### Figure dataset records
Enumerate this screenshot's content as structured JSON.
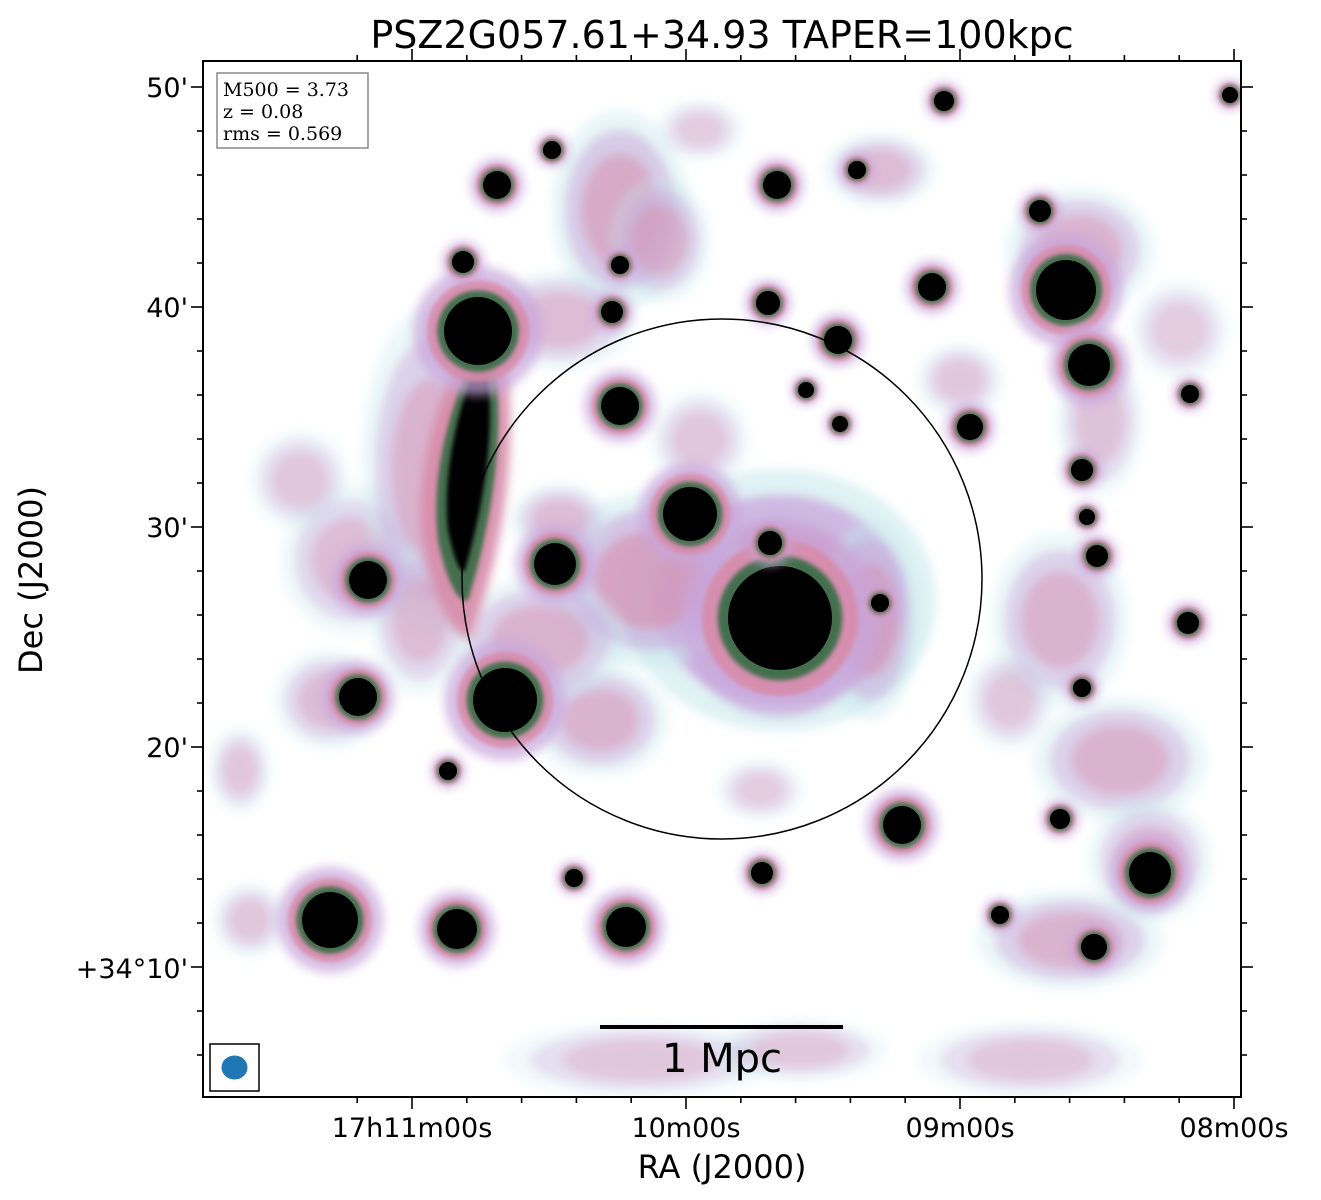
{
  "chart_data": {
    "type": "heatmap",
    "title": "PSZ2G057.61+34.93 TAPER=100kpc",
    "xlabel": "RA (J2000)",
    "ylabel": "Dec (J2000)",
    "x_ticks": [
      "17h11m00s",
      "10m00s",
      "09m00s",
      "08m00s"
    ],
    "y_ticks": [
      "50'",
      "40'",
      "30'",
      "20'",
      "+34°10'"
    ],
    "info": {
      "m500": "M500 = 3.73",
      "z": "z = 0.08",
      "rms": "rms = 0.569"
    },
    "scale_bar_label": "1 Mpc",
    "colormap": "cubehelix-like (white to pink, green, black)",
    "beam_color": "#1f77b4",
    "colors": {
      "low": "#c6e8ec",
      "mid_low": "#c9a6dc",
      "mid": "#d88aa8",
      "mid_high": "#3d6e48",
      "high": "#000000"
    }
  }
}
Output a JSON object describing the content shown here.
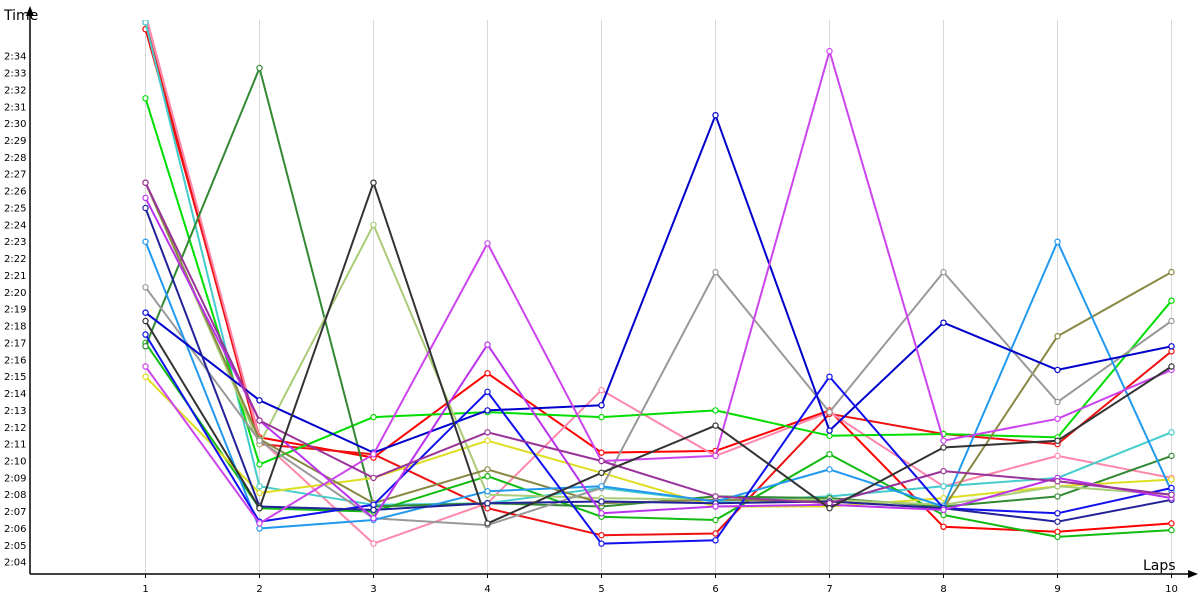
{
  "chart_data": {
    "type": "line",
    "xlabel": "Laps",
    "ylabel": "Time",
    "x": [
      1,
      2,
      3,
      4,
      5,
      6,
      7,
      8,
      9,
      10
    ],
    "ylim_seconds": [
      123.3,
      156.5
    ],
    "y_tick_labels": [
      "2:04",
      "2:05",
      "2:06",
      "2:07",
      "2:08",
      "2:09",
      "2:10",
      "2:11",
      "2:12",
      "2:13",
      "2:14",
      "2:15",
      "2:16",
      "2:17",
      "2:18",
      "2:19",
      "2:20",
      "2:21",
      "2:22",
      "2:23",
      "2:24",
      "2:25",
      "2:26",
      "2:27",
      "2:28",
      "2:29",
      "2:30",
      "2:31",
      "2:32",
      "2:33",
      "2:34"
    ],
    "y_tick_values": [
      124,
      125,
      126,
      127,
      128,
      129,
      130,
      131,
      132,
      133,
      134,
      135,
      136,
      137,
      138,
      139,
      140,
      141,
      142,
      143,
      144,
      145,
      146,
      147,
      148,
      149,
      150,
      151,
      152,
      153,
      154
    ],
    "x_tick_labels": [
      "1",
      "2",
      "3",
      "4",
      "5",
      "6",
      "7",
      "8",
      "9",
      "10"
    ],
    "grid": true,
    "series": [
      {
        "color": "#ff0000",
        "values": [
          155.6,
          131.4,
          130.2,
          135.2,
          130.5,
          130.6,
          133.0,
          126.1,
          125.8,
          126.3
        ]
      },
      {
        "color": "#ee1111",
        "values": [
          156.0,
          131.0,
          130.4,
          127.2,
          125.6,
          125.7,
          132.8,
          131.6,
          131.0,
          136.5
        ]
      },
      {
        "color": "#ff88aa",
        "values": [
          156.5,
          131.3,
          125.1,
          127.5,
          134.2,
          130.3,
          132.9,
          128.5,
          130.3,
          129.0
        ]
      },
      {
        "color": "#44cccc",
        "values": [
          156.0,
          128.5,
          127.4,
          127.5,
          128.4,
          127.6,
          127.9,
          128.5,
          129.0,
          131.7
        ]
      },
      {
        "color": "#00dd00",
        "values": [
          151.5,
          129.8,
          132.6,
          132.9,
          132.6,
          133.0,
          131.5,
          131.6,
          131.4,
          139.5
        ]
      },
      {
        "color": "#11bb11",
        "values": [
          137.0,
          127.2,
          127.0,
          129.1,
          126.7,
          126.5,
          130.4,
          126.8,
          125.5,
          125.9
        ]
      },
      {
        "color": "#338833",
        "values": [
          136.8,
          153.3,
          127.3,
          127.5,
          127.3,
          127.9,
          127.8,
          127.3,
          127.9,
          130.3
        ]
      },
      {
        "color": "#dddd22",
        "values": [
          135.0,
          128.1,
          129.0,
          131.2,
          129.3,
          127.3,
          127.3,
          127.8,
          128.5,
          128.9
        ]
      },
      {
        "color": "#aacc77",
        "values": [
          146.5,
          131.0,
          144.0,
          128.0,
          127.8,
          127.7,
          127.7,
          127.4,
          128.5,
          128.0
        ]
      },
      {
        "color": "#888844",
        "values": [
          146.5,
          131.3,
          127.5,
          129.5,
          127.5,
          127.7,
          127.6,
          127.2,
          137.4,
          141.2
        ]
      },
      {
        "color": "#999999",
        "values": [
          140.3,
          131.2,
          126.6,
          126.2,
          128.4,
          141.2,
          132.9,
          141.2,
          133.5,
          138.3
        ]
      },
      {
        "color": "#2299ee",
        "values": [
          143.0,
          126.0,
          126.5,
          128.2,
          128.5,
          127.6,
          129.5,
          127.3,
          143.0,
          128.2
        ]
      },
      {
        "color": "#0000cc",
        "values": [
          138.8,
          133.6,
          130.5,
          133.0,
          133.3,
          150.5,
          131.8,
          138.2,
          135.4,
          136.8
        ]
      },
      {
        "color": "#1111ee",
        "values": [
          137.5,
          126.4,
          127.4,
          134.1,
          125.1,
          125.3,
          135.0,
          127.2,
          126.9,
          128.4
        ]
      },
      {
        "color": "#222299",
        "values": [
          145.0,
          127.3,
          127.1,
          127.5,
          127.6,
          127.5,
          127.6,
          127.2,
          126.4,
          127.7
        ]
      },
      {
        "color": "#bb33ee",
        "values": [
          145.6,
          132.4,
          126.6,
          136.9,
          126.9,
          127.3,
          127.4,
          127.1,
          129.0,
          127.8
        ]
      },
      {
        "color": "#cc44ee",
        "values": [
          135.6,
          126.3,
          130.4,
          142.9,
          130.0,
          130.3,
          154.3,
          131.2,
          132.5,
          135.4
        ]
      },
      {
        "color": "#993399",
        "values": [
          146.5,
          132.4,
          129.0,
          131.7,
          130.0,
          127.9,
          127.5,
          129.4,
          128.8,
          128.0
        ]
      },
      {
        "color": "#333333",
        "values": [
          138.3,
          127.2,
          146.5,
          126.3,
          129.3,
          132.1,
          127.2,
          130.8,
          131.2,
          135.6
        ]
      }
    ]
  }
}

### INSTRUCTIONS TO FOLLOW
Without the images, write out each line of the data verbatim.

### WRITTEN RESPONSE
Enumerate this screenshot's content as structured JSON.
{
  "chart_data": {
    "type": "heatmap",
    "title": "PSZ2G057.61+34.93 TAPER=100kpc",
    "xlabel": "RA (J2000)",
    "ylabel": "Dec (J2000)",
    "x_ticks": [
      "17h11m00s",
      "10m00s",
      "09m00s",
      "08m00s"
    ],
    "y_ticks": [
      "50'",
      "40'",
      "30'",
      "20'",
      "+34°10'"
    ],
    "info": {
      "m500": "M500 = 3.73",
      "z": "z = 0.08",
      "rms": "rms = 0.569"
    },
    "scale_bar_label": "1 Mpc",
    "colormap": "cubehelix-like (white to pink, green, black)",
    "beam_color": "#1f77b4",
    "colors": {
      "low": "#c6e8ec",
      "mid_low": "#c9a6dc",
      "mid": "#d88aa8",
      "mid_high": "#3d6e48",
      "high": "#000000"
    }
  }
}
Output a JSON object describing the content shown here.
{
  "chart_data": {
    "type": "line",
    "xlabel": "Laps",
    "ylabel": "Time",
    "x": [
      1,
      2,
      3,
      4,
      5,
      6,
      7,
      8,
      9,
      10
    ],
    "ylim_seconds": [
      123.3,
      156.5
    ],
    "y_tick_labels": [
      "2:04",
      "2:05",
      "2:06",
      "2:07",
      "2:08",
      "2:09",
      "2:10",
      "2:11",
      "2:12",
      "2:13",
      "2:14",
      "2:15",
      "2:16",
      "2:17",
      "2:18",
      "2:19",
      "2:20",
      "2:21",
      "2:22",
      "2:23",
      "2:24",
      "2:25",
      "2:26",
      "2:27",
      "2:28",
      "2:29",
      "2:30",
      "2:31",
      "2:32",
      "2:33",
      "2:34"
    ],
    "y_tick_values": [
      124,
      125,
      126,
      127,
      128,
      129,
      130,
      131,
      132,
      133,
      134,
      135,
      136,
      137,
      138,
      139,
      140,
      141,
      142,
      143,
      144,
      145,
      146,
      147,
      148,
      149,
      150,
      151,
      152,
      153,
      154
    ],
    "x_tick_labels": [
      "1",
      "2",
      "3",
      "4",
      "5",
      "6",
      "7",
      "8",
      "9",
      "10"
    ],
    "grid": true,
    "series": [
      {
        "color": "#ff0000",
        "values": [
          155.6,
          131.4,
          130.2,
          135.2,
          130.5,
          130.6,
          133.0,
          126.1,
          125.8,
          126.3
        ]
      },
      {
        "color": "#ee1111",
        "values": [
          156.0,
          131.0,
          130.4,
          127.2,
          125.6,
          125.7,
          132.8,
          131.6,
          131.0,
          136.5
        ]
      },
      {
        "color": "#ff88aa",
        "values": [
          156.5,
          131.3,
          125.1,
          127.5,
          134.2,
          130.3,
          132.9,
          128.5,
          130.3,
          129.0
        ]
      },
      {
        "color": "#44cccc",
        "values": [
          156.0,
          128.5,
          127.4,
          127.5,
          128.4,
          127.6,
          127.9,
          128.5,
          129.0,
          131.7
        ]
      },
      {
        "color": "#00dd00",
        "values": [
          151.5,
          129.8,
          132.6,
          132.9,
          132.6,
          133.0,
          131.5,
          131.6,
          131.4,
          139.5
        ]
      },
      {
        "color": "#11bb11",
        "values": [
          137.0,
          127.2,
          127.0,
          129.1,
          126.7,
          126.5,
          130.4,
          126.8,
          125.5,
          125.9
        ]
      },
      {
        "color": "#338833",
        "values": [
          136.8,
          153.3,
          127.3,
          127.5,
          127.3,
          127.9,
          127.8,
          127.3,
          127.9,
          130.3
        ]
      },
      {
        "color": "#dddd22",
        "values": [
          135.0,
          128.1,
          129.0,
          131.2,
          129.3,
          127.3,
          127.3,
          127.8,
          128.5,
          128.9
        ]
      },
      {
        "color": "#aacc77",
        "values": [
          146.5,
          131.0,
          144.0,
          128.0,
          127.8,
          127.7,
          127.7,
          127.4,
          128.5,
          128.0
        ]
      },
      {
        "color": "#888844",
        "values": [
          146.5,
          131.3,
          127.5,
          129.5,
          127.5,
          127.7,
          127.6,
          127.2,
          137.4,
          141.2
        ]
      },
      {
        "color": "#999999",
        "values": [
          140.3,
          131.2,
          126.6,
          126.2,
          128.4,
          141.2,
          132.9,
          141.2,
          133.5,
          138.3
        ]
      },
      {
        "color": "#2299ee",
        "values": [
          143.0,
          126.0,
          126.5,
          128.2,
          128.5,
          127.6,
          129.5,
          127.3,
          143.0,
          128.2
        ]
      },
      {
        "color": "#0000cc",
        "values": [
          138.8,
          133.6,
          130.5,
          133.0,
          133.3,
          150.5,
          131.8,
          138.2,
          135.4,
          136.8
        ]
      },
      {
        "color": "#1111ee",
        "values": [
          137.5,
          126.4,
          127.4,
          134.1,
          125.1,
          125.3,
          135.0,
          127.2,
          126.9,
          128.4
        ]
      },
      {
        "color": "#222299",
        "values": [
          145.0,
          127.3,
          127.1,
          127.5,
          127.6,
          127.5,
          127.6,
          127.2,
          126.4,
          127.7
        ]
      },
      {
        "color": "#bb33ee",
        "values": [
          145.6,
          132.4,
          126.6,
          136.9,
          126.9,
          127.3,
          127.4,
          127.1,
          129.0,
          127.8
        ]
      },
      {
        "color": "#cc44ee",
        "values": [
          135.6,
          126.3,
          130.4,
          142.9,
          130.0,
          130.3,
          154.3,
          131.2,
          132.5,
          135.4
        ]
      },
      {
        "color": "#993399",
        "values": [
          146.5,
          132.4,
          129.0,
          131.7,
          130.0,
          127.9,
          127.5,
          129.4,
          128.8,
          128.0
        ]
      },
      {
        "color": "#333333",
        "values": [
          138.3,
          127.2,
          146.5,
          126.3,
          129.3,
          132.1,
          127.2,
          130.8,
          131.2,
          135.6
        ]
      }
    ]
  }
}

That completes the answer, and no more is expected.